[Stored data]

▬▬▬

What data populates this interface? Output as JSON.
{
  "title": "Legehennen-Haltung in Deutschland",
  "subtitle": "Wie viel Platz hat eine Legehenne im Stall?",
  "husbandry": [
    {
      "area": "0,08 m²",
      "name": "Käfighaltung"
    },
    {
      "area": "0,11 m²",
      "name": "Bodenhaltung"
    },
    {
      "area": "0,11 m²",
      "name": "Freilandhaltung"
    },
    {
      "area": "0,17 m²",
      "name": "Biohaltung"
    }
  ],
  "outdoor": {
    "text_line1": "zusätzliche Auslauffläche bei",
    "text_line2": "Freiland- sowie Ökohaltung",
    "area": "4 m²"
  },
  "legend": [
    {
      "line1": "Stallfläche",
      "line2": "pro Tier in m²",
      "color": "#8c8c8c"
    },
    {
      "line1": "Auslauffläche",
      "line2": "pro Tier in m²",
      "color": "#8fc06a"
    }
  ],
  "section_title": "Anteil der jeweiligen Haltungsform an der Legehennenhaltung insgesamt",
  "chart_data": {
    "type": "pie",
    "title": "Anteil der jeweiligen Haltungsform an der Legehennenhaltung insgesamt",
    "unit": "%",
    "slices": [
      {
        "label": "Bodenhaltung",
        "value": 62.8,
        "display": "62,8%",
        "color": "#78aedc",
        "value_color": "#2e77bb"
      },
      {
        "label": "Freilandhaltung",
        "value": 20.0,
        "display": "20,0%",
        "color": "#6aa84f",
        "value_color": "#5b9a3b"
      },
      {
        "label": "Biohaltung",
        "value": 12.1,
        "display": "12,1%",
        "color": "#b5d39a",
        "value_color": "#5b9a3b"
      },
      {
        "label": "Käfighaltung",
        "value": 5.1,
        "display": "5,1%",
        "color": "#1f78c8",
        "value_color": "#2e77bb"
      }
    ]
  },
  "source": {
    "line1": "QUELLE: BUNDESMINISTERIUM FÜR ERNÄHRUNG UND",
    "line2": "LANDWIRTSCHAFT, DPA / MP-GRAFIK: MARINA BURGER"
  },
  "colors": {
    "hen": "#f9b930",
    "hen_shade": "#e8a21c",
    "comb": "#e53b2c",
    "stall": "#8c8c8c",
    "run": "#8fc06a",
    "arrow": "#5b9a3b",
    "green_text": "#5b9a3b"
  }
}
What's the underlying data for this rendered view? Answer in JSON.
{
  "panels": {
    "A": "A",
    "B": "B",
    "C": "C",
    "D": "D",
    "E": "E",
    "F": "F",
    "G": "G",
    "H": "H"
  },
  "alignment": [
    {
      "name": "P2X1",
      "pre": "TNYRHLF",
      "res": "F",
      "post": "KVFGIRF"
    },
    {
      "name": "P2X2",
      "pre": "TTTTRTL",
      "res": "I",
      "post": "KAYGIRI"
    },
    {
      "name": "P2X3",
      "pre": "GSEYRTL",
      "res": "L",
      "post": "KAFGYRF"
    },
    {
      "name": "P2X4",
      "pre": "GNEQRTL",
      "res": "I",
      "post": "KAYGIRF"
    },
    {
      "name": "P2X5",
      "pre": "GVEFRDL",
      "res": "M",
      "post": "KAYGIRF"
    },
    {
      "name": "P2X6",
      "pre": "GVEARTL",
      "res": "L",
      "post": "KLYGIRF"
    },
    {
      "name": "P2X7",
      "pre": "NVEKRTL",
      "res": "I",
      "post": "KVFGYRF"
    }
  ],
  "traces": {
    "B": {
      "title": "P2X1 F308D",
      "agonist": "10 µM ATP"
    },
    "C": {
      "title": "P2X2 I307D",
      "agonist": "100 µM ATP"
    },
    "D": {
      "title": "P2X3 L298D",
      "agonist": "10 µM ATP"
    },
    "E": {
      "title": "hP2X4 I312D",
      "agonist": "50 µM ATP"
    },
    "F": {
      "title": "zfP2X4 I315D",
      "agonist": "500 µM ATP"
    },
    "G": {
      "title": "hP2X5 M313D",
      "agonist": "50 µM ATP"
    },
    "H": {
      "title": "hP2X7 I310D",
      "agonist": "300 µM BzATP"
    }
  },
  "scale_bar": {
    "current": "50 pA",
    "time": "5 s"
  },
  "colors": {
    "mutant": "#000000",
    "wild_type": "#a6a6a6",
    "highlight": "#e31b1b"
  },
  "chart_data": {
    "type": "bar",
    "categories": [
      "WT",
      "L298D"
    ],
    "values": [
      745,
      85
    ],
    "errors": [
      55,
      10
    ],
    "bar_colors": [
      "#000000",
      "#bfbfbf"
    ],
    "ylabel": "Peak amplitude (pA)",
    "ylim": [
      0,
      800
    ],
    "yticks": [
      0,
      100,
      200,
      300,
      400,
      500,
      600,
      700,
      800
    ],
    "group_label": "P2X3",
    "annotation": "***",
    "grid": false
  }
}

▬▬▬

● Task requirements:
Your task is to transcribe the material exactly.

● Answer:
What data populates this interface? Output as JSON.
{
  "title": "Legehennen-Haltung in Deutschland",
  "subtitle": "Wie viel Platz hat eine Legehenne im Stall?",
  "husbandry": [
    {
      "area": "0,08 m²",
      "name": "Käfighaltung"
    },
    {
      "area": "0,11 m²",
      "name": "Bodenhaltung"
    },
    {
      "area": "0,11 m²",
      "name": "Freilandhaltung"
    },
    {
      "area": "0,17 m²",
      "name": "Biohaltung"
    }
  ],
  "outdoor": {
    "text_line1": "zusätzliche Auslauffläche bei",
    "text_line2": "Freiland- sowie Ökohaltung",
    "area": "4 m²"
  },
  "legend": [
    {
      "line1": "Stallfläche",
      "line2": "pro Tier in m²",
      "color": "#8c8c8c"
    },
    {
      "line1": "Auslauffläche",
      "line2": "pro Tier in m²",
      "color": "#8fc06a"
    }
  ],
  "section_title": "Anteil der jeweiligen Haltungsform an der Legehennenhaltung insgesamt",
  "chart_data": {
    "type": "pie",
    "title": "Anteil der jeweiligen Haltungsform an der Legehennenhaltung insgesamt",
    "unit": "%",
    "slices": [
      {
        "label": "Bodenhaltung",
        "value": 62.8,
        "display": "62,8%",
        "color": "#78aedc",
        "value_color": "#2e77bb"
      },
      {
        "label": "Freilandhaltung",
        "value": 20.0,
        "display": "20,0%",
        "color": "#6aa84f",
        "value_color": "#5b9a3b"
      },
      {
        "label": "Biohaltung",
        "value": 12.1,
        "display": "12,1%",
        "color": "#b5d39a",
        "value_color": "#5b9a3b"
      },
      {
        "label": "Käfighaltung",
        "value": 5.1,
        "display": "5,1%",
        "color": "#1f78c8",
        "value_color": "#2e77bb"
      }
    ]
  },
  "source": {
    "line1": "QUELLE: BUNDESMINISTERIUM FÜR ERNÄHRUNG UND",
    "line2": "LANDWIRTSCHAFT, DPA / MP-GRAFIK: MARINA BURGER"
  },
  "colors": {
    "hen": "#f9b930",
    "hen_shade": "#e8a21c",
    "comb": "#e53b2c",
    "stall": "#8c8c8c",
    "run": "#8fc06a",
    "arrow": "#5b9a3b",
    "green_text": "#5b9a3b"
  }
}
What's the underlying data for this rendered view? Answer in JSON.
{
  "panels": {
    "A": "A",
    "B": "B",
    "C": "C",
    "D": "D",
    "E": "E",
    "F": "F",
    "G": "G",
    "H": "H"
  },
  "alignment": [
    {
      "name": "P2X1",
      "pre": "TNYRHLF",
      "res": "F",
      "post": "KVFGIRF"
    },
    {
      "name": "P2X2",
      "pre": "TTTTRTL",
      "res": "I",
      "post": "KAYGIRI"
    },
    {
      "name": "P2X3",
      "pre": "GSEYRTL",
      "res": "L",
      "post": "KAFGYRF"
    },
    {
      "name": "P2X4",
      "pre": "GNEQRTL",
      "res": "I",
      "post": "KAYGIRF"
    },
    {
      "name": "P2X5",
      "pre": "GVEFRDL",
      "res": "M",
      "post": "KAYGIRF"
    },
    {
      "name": "P2X6",
      "pre": "GVEARTL",
      "res": "L",
      "post": "KLYGIRF"
    },
    {
      "name": "P2X7",
      "pre": "NVEKRTL",
      "res": "I",
      "post": "KVFGYRF"
    }
  ],
  "traces": {
    "B": {
      "title": "P2X1 F308D",
      "agonist": "10 µM ATP"
    },
    "C": {
      "title": "P2X2 I307D",
      "agonist": "100 µM ATP"
    },
    "D": {
      "title": "P2X3 L298D",
      "agonist": "10 µM ATP"
    },
    "E": {
      "title": "hP2X4 I312D",
      "agonist": "50 µM ATP"
    },
    "F": {
      "title": "zfP2X4 I315D",
      "agonist": "500 µM ATP"
    },
    "G": {
      "title": "hP2X5 M313D",
      "agonist": "50 µM ATP"
    },
    "H": {
      "title": "hP2X7 I310D",
      "agonist": "300 µM BzATP"
    }
  },
  "scale_bar": {
    "current": "50 pA",
    "time": "5 s"
  },
  "colors": {
    "mutant": "#000000",
    "wild_type": "#a6a6a6",
    "highlight": "#e31b1b"
  },
  "chart_data": {
    "type": "bar",
    "categories": [
      "WT",
      "L298D"
    ],
    "values": [
      745,
      85
    ],
    "errors": [
      55,
      10
    ],
    "bar_colors": [
      "#000000",
      "#bfbfbf"
    ],
    "ylabel": "Peak amplitude (pA)",
    "ylim": [
      0,
      800
    ],
    "yticks": [
      0,
      100,
      200,
      300,
      400,
      500,
      600,
      700,
      800
    ],
    "group_label": "P2X3",
    "annotation": "***",
    "grid": false
  }
}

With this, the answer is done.